++++ Rows ++++
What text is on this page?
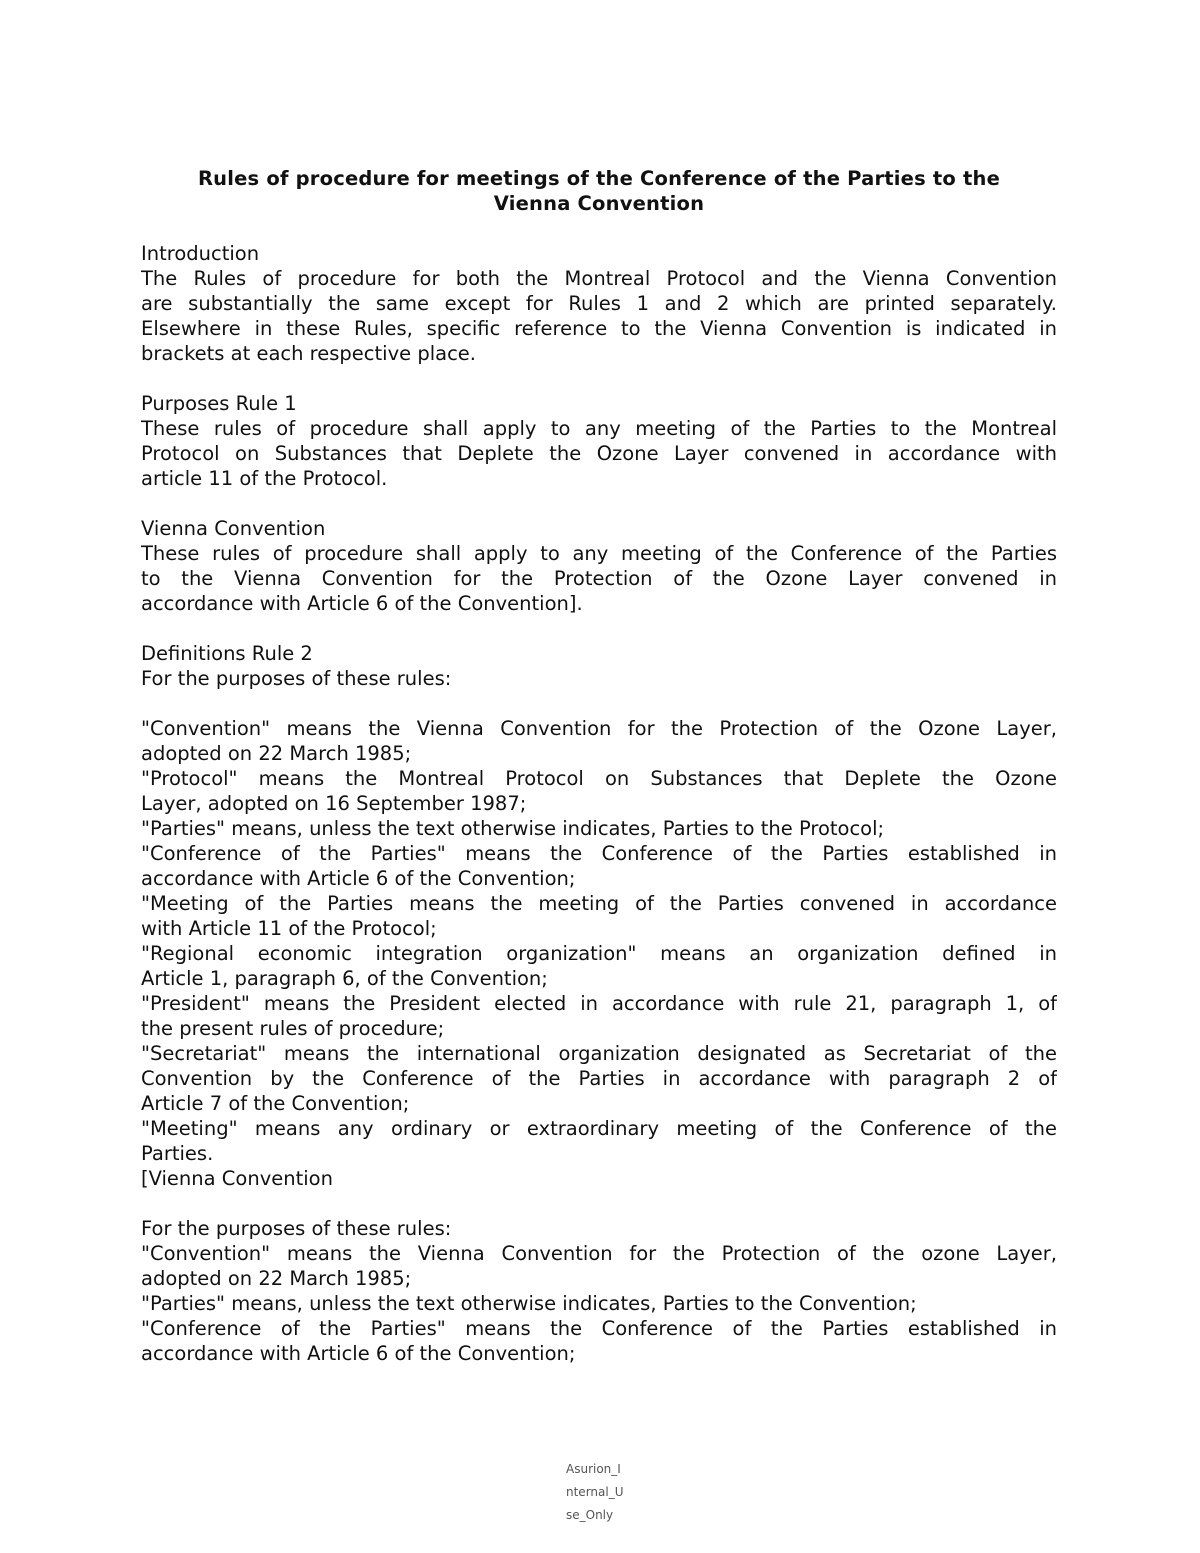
Rules of procedure for meetings of the Conference of the Parties to the
Vienna Convention
Introduction
The Rules of procedure for both the Montreal Protocol and the Vienna Convention
are substantially the same except for Rules 1 and 2 which are printed separately.
Elsewhere in these Rules, specific reference to the Vienna Convention is indicated in
brackets at each respective place.
Purposes Rule 1
These rules of procedure shall apply to any meeting of the Parties to the Montreal
Protocol on Substances that Deplete the Ozone Layer convened in accordance with
article 11 of the Protocol.
Vienna Convention
These rules of procedure shall apply to any meeting of the Conference of the Parties
to the Vienna Convention for the Protection of the Ozone Layer convened in
accordance with Article 6 of the Convention].
Definitions Rule 2
For the purposes of these rules:
"Convention" means the Vienna Convention for the Protection of the Ozone Layer,
adopted on 22 March 1985;
"Protocol" means the Montreal Protocol on Substances that Deplete the Ozone
Layer, adopted on 16 September 1987;
"Parties" means, unless the text otherwise indicates, Parties to the Protocol;
"Conference of the Parties" means the Conference of the Parties established in
accordance with Article 6 of the Convention;
"Meeting of the Parties means the meeting of the Parties convened in accordance
with Article 11 of the Protocol;
"Regional economic integration organization" means an organization defined in
Article 1, paragraph 6, of the Convention;
"President" means the President elected in accordance with rule 21, paragraph 1, of
the present rules of procedure;
"Secretariat" means the international organization designated as Secretariat of the
Convention by the Conference of the Parties in accordance with paragraph 2 of
Article 7 of the Convention;
"Meeting" means any ordinary or extraordinary meeting of the Conference of the
Parties.
[Vienna Convention
For the purposes of these rules:
"Convention" means the Vienna Convention for the Protection of the ozone Layer,
adopted on 22 March 1985;
"Parties" means, unless the text otherwise indicates, Parties to the Convention;
"Conference of the Parties" means the Conference of the Parties established in
accordance with Article 6 of the Convention;
Asurion_I
nternal_U
se_Only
++++
The task
Using the material above, return every line exactly as it appears, minus the pictures.

Task answer
What text is on this page?
Rules of procedure for meetings of the Conference of the Parties to the
Vienna Convention
Introduction
The Rules of procedure for both the Montreal Protocol and the Vienna Convention
are substantially the same except for Rules 1 and 2 which are printed separately.
Elsewhere in these Rules, specific reference to the Vienna Convention is indicated in
brackets at each respective place.
Purposes Rule 1
These rules of procedure shall apply to any meeting of the Parties to the Montreal
Protocol on Substances that Deplete the Ozone Layer convened in accordance with
article 11 of the Protocol.
Vienna Convention
These rules of procedure shall apply to any meeting of the Conference of the Parties
to the Vienna Convention for the Protection of the Ozone Layer convened in
accordance with Article 6 of the Convention].
Definitions Rule 2
For the purposes of these rules:
"Convention" means the Vienna Convention for the Protection of the Ozone Layer,
adopted on 22 March 1985;
"Protocol" means the Montreal Protocol on Substances that Deplete the Ozone
Layer, adopted on 16 September 1987;
"Parties" means, unless the text otherwise indicates, Parties to the Protocol;
"Conference of the Parties" means the Conference of the Parties established in
accordance with Article 6 of the Convention;
"Meeting of the Parties means the meeting of the Parties convened in accordance
with Article 11 of the Protocol;
"Regional economic integration organization" means an organization defined in
Article 1, paragraph 6, of the Convention;
"President" means the President elected in accordance with rule 21, paragraph 1, of
the present rules of procedure;
"Secretariat" means the international organization designated as Secretariat of the
Convention by the Conference of the Parties in accordance with paragraph 2 of
Article 7 of the Convention;
"Meeting" means any ordinary or extraordinary meeting of the Conference of the
Parties.
[Vienna Convention
For the purposes of these rules:
"Convention" means the Vienna Convention for the Protection of the ozone Layer,
adopted on 22 March 1985;
"Parties" means, unless the text otherwise indicates, Parties to the Convention;
"Conference of the Parties" means the Conference of the Parties established in
accordance with Article 6 of the Convention;
Asurion_I
nternal_U
se_Only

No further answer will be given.